**Exercise details:**
Each line of the material below that holds the word "концентраций" needs to be copied.

**Data listing:**

────

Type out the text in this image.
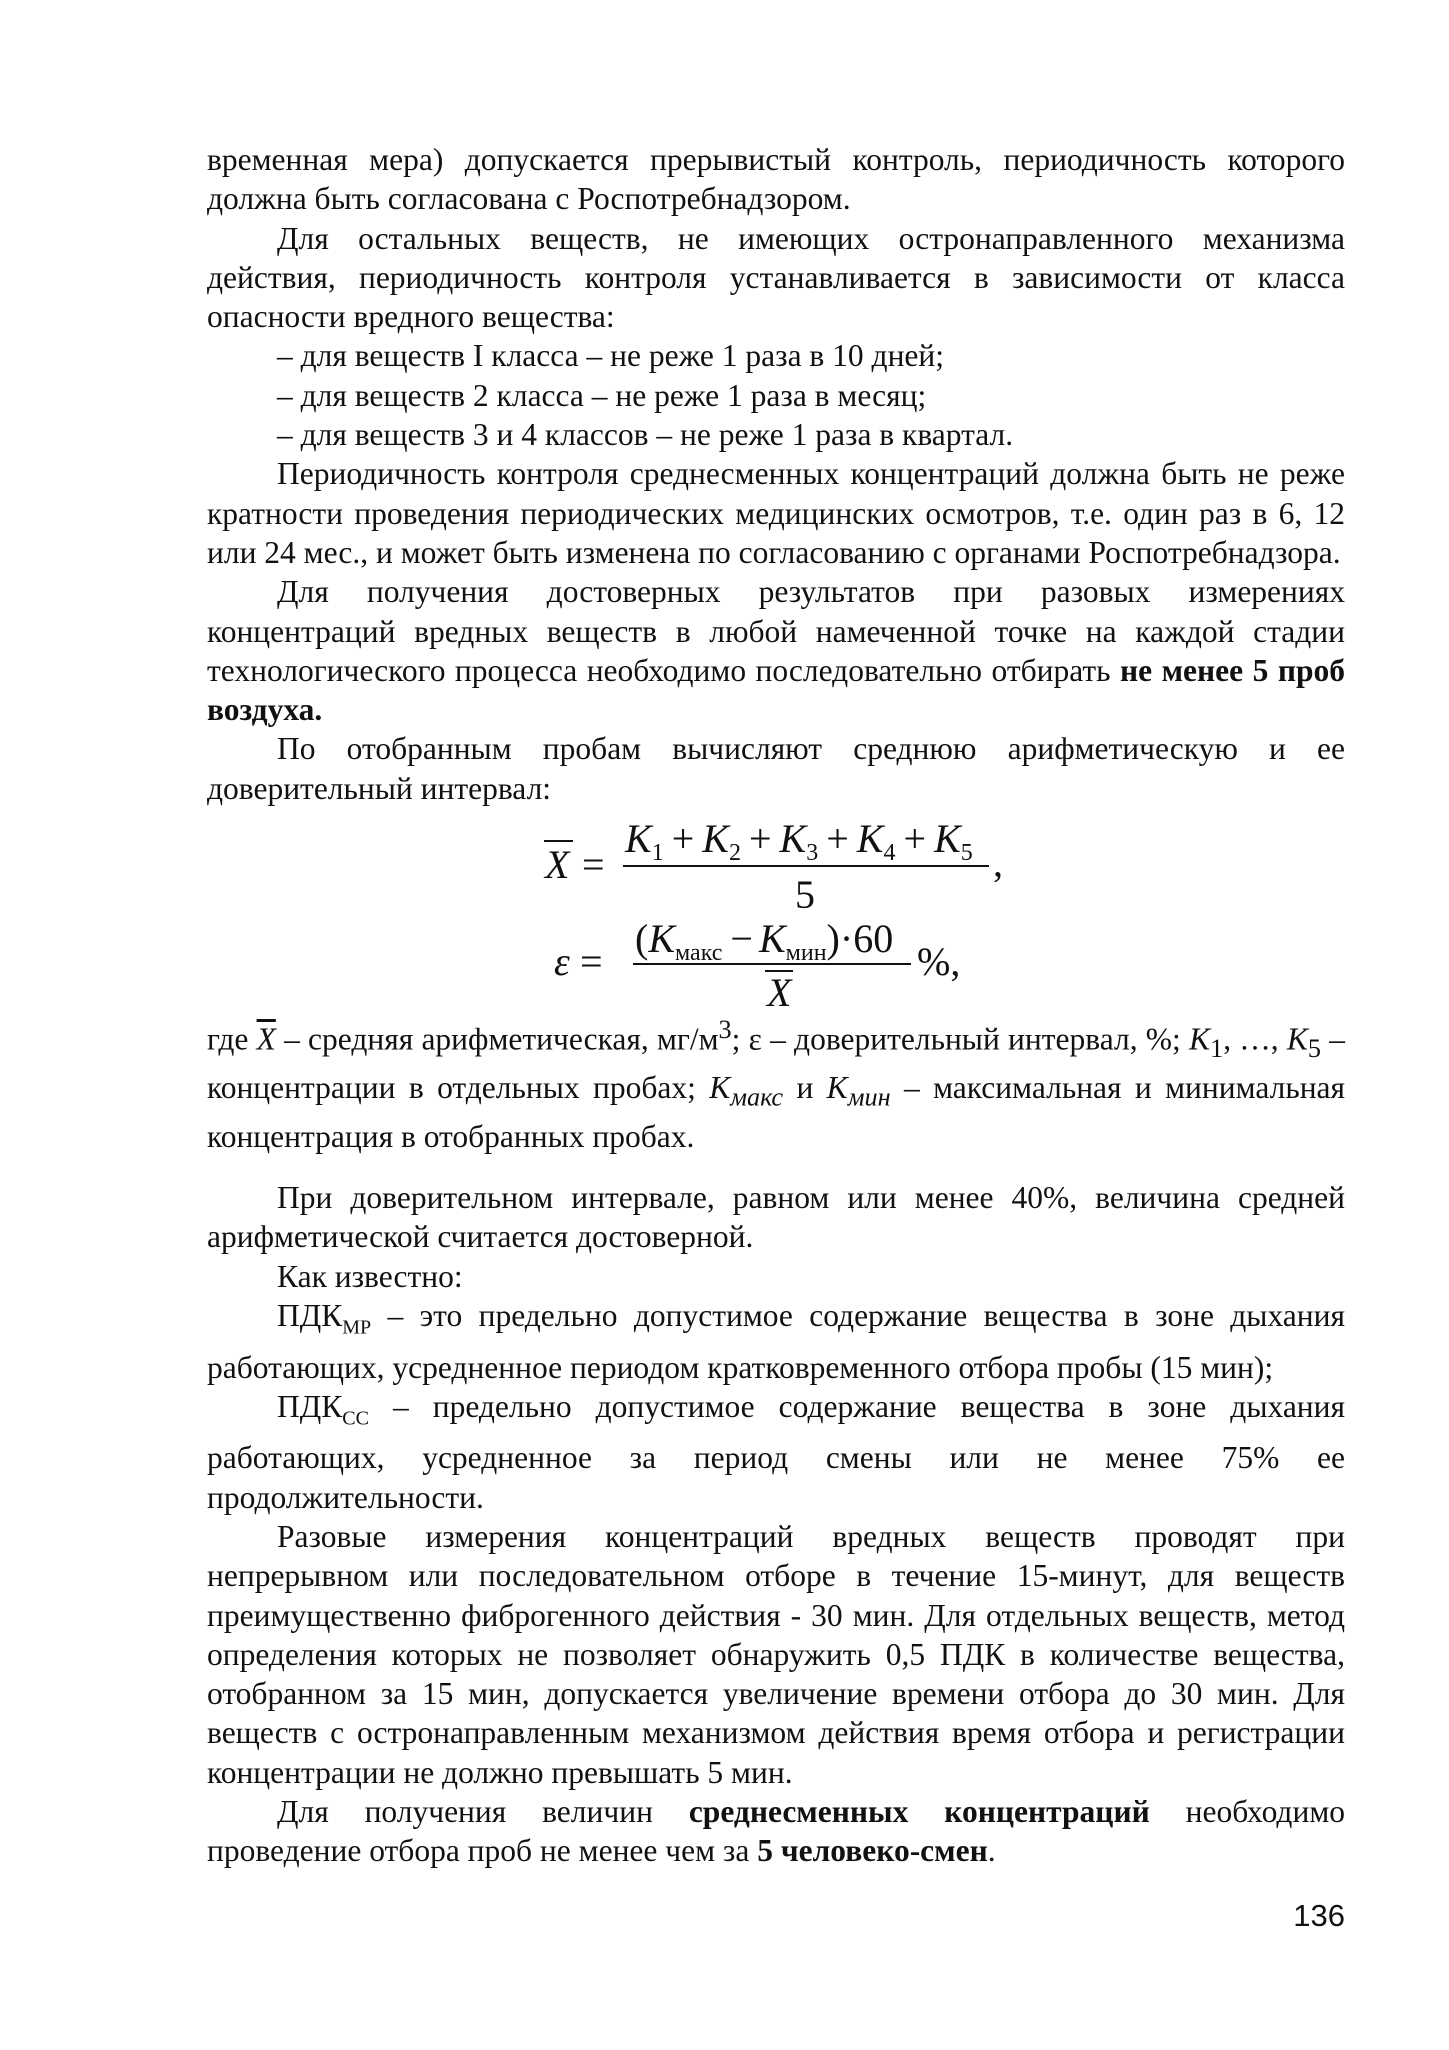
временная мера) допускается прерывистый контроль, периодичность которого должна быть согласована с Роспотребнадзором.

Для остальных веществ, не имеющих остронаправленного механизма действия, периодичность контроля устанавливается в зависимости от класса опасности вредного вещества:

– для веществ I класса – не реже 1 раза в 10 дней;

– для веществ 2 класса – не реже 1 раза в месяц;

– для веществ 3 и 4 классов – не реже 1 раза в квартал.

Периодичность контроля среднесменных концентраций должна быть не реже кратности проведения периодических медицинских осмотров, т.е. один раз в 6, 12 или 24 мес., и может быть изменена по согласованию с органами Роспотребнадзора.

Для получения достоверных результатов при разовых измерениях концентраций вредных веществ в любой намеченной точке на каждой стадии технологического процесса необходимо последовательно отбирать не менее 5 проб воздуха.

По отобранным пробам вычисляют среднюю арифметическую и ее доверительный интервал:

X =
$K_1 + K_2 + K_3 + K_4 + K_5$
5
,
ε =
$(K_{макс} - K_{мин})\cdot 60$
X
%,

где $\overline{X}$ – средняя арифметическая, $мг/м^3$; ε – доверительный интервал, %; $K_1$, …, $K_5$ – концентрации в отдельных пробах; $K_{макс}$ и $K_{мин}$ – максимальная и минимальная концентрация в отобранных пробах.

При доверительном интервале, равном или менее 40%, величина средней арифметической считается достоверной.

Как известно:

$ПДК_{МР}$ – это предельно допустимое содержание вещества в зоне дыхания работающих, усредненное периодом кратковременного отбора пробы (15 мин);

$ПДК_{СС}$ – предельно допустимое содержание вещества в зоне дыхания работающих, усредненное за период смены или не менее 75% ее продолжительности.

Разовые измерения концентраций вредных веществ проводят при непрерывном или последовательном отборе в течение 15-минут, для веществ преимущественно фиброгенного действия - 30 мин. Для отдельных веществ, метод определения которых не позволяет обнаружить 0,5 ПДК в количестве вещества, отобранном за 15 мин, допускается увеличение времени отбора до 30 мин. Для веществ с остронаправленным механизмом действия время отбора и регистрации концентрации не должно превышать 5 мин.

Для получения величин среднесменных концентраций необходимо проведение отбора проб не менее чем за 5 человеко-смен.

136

────

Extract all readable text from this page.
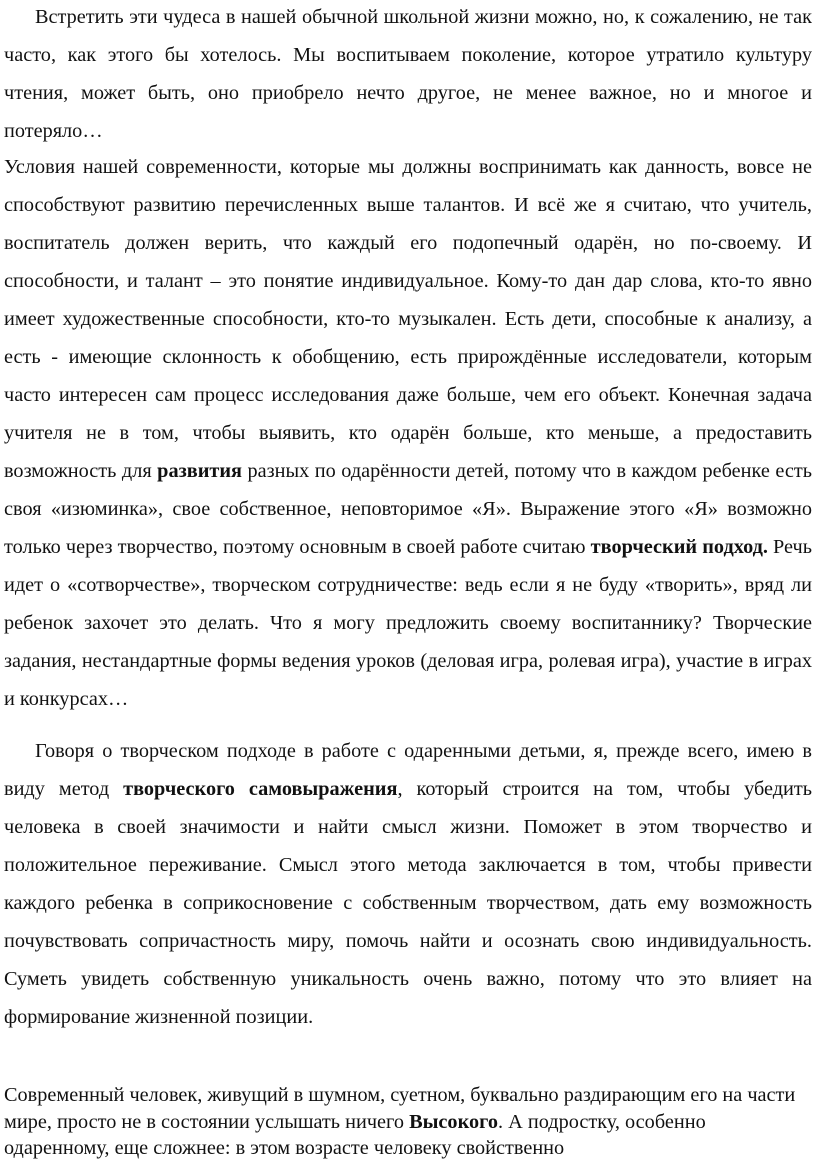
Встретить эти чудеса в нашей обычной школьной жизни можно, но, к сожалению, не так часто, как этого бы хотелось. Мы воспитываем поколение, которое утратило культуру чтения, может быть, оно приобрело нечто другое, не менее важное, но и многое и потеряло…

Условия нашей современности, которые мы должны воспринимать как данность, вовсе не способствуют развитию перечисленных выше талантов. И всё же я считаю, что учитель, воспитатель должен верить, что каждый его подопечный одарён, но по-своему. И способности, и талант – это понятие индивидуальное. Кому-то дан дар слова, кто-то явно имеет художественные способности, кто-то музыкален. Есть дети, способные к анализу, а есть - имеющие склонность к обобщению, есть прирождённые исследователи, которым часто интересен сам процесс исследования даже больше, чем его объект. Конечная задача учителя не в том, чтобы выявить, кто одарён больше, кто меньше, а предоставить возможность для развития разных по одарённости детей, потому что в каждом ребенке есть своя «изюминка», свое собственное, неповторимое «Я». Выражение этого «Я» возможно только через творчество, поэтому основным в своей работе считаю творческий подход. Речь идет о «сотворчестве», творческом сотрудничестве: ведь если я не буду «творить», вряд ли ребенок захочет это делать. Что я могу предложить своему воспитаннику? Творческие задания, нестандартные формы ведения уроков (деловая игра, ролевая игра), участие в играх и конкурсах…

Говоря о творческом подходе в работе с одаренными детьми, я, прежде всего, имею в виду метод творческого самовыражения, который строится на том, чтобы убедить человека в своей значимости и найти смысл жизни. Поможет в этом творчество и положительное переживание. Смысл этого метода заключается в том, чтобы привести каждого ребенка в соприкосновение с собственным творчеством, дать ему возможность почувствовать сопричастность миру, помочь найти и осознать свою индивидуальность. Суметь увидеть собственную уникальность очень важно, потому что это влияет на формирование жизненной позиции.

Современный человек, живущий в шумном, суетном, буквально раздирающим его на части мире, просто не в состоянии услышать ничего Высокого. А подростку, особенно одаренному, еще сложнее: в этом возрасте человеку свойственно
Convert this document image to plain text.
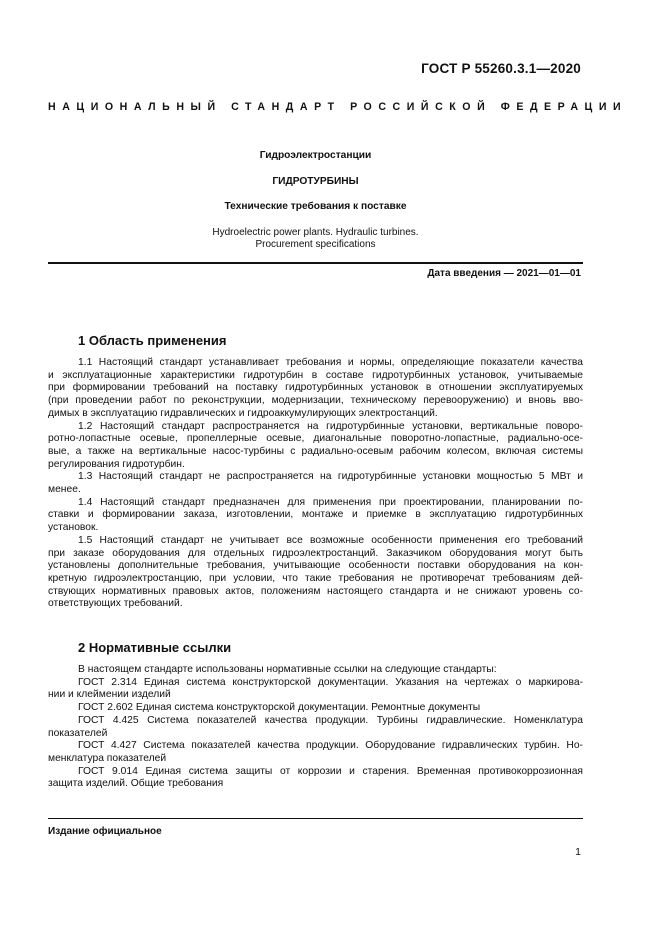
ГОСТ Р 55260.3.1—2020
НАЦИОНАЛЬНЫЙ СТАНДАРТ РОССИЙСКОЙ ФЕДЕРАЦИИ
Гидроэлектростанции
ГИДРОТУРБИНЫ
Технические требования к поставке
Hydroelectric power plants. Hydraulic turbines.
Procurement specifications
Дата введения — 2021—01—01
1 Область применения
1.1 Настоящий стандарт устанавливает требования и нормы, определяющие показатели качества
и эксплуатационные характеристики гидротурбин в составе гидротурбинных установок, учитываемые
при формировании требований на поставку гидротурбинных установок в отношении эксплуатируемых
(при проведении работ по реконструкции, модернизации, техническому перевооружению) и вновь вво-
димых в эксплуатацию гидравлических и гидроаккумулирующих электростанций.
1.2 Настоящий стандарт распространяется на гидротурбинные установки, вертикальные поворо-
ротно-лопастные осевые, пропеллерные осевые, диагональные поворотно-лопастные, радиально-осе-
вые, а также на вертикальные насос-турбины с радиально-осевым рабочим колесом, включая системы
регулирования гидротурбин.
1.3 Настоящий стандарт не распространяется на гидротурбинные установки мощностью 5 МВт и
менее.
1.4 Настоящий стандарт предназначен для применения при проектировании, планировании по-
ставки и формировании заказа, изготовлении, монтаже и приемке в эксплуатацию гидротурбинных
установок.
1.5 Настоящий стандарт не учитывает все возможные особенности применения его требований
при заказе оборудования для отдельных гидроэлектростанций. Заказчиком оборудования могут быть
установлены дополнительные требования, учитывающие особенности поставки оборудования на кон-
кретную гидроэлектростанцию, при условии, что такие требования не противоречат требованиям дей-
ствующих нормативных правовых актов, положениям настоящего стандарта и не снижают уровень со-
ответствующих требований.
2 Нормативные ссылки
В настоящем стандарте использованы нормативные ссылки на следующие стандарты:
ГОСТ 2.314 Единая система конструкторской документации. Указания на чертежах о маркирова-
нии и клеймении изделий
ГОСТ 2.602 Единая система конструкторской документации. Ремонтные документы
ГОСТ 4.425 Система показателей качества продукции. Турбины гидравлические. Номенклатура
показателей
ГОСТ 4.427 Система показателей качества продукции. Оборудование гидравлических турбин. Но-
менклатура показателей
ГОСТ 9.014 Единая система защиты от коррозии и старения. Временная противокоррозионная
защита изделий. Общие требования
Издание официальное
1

────

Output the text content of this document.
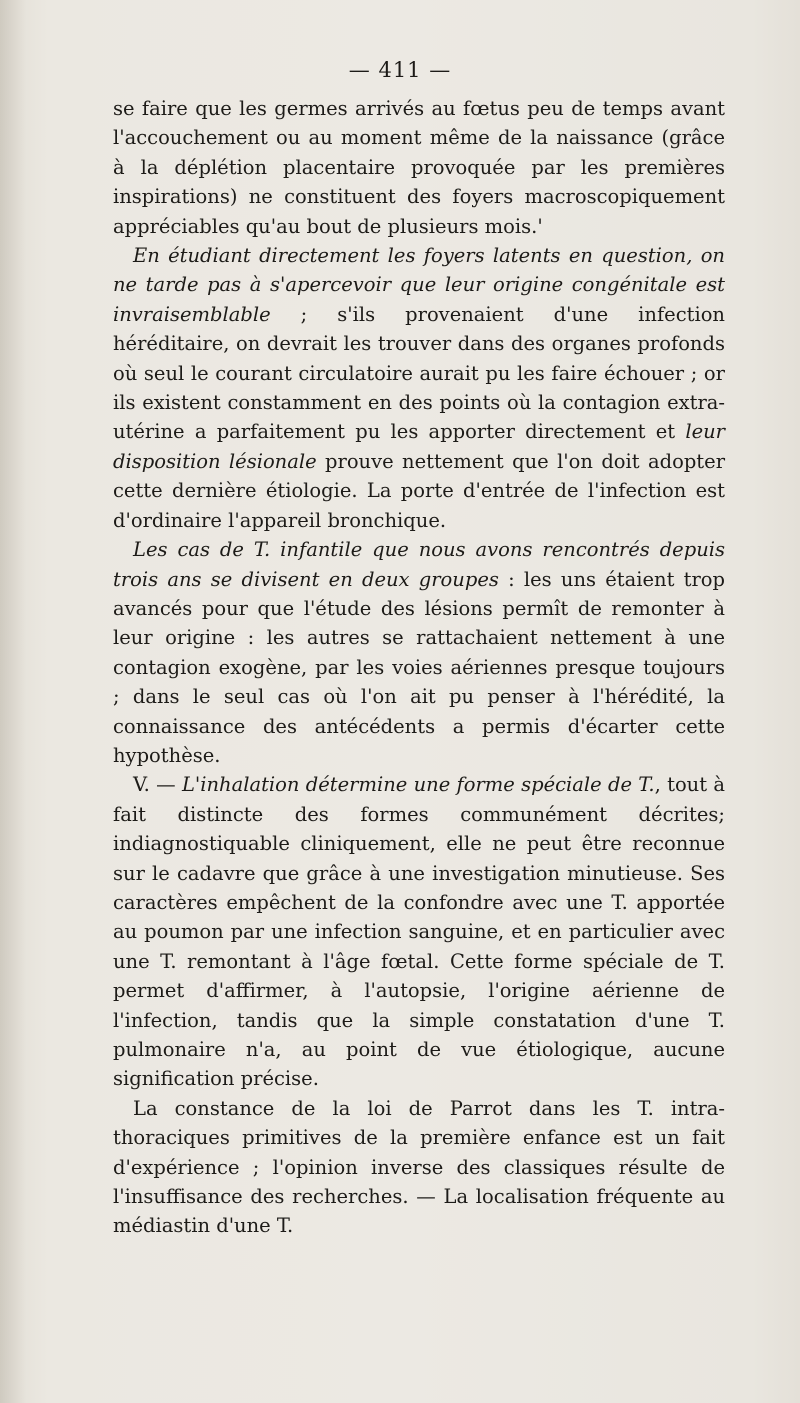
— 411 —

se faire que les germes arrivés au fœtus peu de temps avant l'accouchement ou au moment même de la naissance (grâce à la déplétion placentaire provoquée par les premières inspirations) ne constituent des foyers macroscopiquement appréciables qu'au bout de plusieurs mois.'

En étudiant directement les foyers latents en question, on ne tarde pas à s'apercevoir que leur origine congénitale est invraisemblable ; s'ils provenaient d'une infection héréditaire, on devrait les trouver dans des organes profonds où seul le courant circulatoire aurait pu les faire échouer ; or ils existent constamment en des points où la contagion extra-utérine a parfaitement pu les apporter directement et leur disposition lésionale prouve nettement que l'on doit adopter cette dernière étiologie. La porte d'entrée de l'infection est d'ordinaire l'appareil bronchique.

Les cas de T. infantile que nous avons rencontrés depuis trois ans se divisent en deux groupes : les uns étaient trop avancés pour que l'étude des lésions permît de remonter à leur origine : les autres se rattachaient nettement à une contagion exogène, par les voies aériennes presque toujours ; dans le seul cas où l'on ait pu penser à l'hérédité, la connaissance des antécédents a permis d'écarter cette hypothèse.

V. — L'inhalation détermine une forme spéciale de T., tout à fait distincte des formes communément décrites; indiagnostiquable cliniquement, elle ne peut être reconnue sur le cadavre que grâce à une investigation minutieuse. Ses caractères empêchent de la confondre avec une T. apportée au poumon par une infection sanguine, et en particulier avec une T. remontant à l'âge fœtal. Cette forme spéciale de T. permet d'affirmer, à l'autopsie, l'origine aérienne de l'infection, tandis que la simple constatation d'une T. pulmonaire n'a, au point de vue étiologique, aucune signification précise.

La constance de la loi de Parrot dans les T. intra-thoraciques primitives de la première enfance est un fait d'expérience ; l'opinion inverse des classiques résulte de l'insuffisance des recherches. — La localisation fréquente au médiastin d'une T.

────

**Response to the exercise:**
Периодичность контроля среднесменных концентраций должна быть не реже кратности проведения периодических медицинских осмотров, т.е. один раз в 6, 12 или 24 мес., и может быть изменена по согласованию с органами Роспотребнадзора.
Для получения достоверных результатов при разовых измерениях концентраций вредных веществ в любой намеченной точке на каждой стадии технологического процесса необходимо последовательно отбирать не менее 5 проб воздуха.
Разовые измерения концентраций вредных веществ проводят при непрерывном или последовательном отборе в течение 15-минут, для веществ преимущественно фиброгенного действия - 30 мин. Для отдельных веществ, метод определения которых не позволяет обнаружить 0,5 ПДК в количестве вещества, отобранном за 15 мин, допускается увеличение времени отбора до 30 мин. Для веществ с остронаправленным механизмом действия время отбора и регистрации концентрации не должно превышать 5 мин.
Для получения величин среднесменных концентраций необходимо проведение отбора проб не менее чем за 5 человеко-смен.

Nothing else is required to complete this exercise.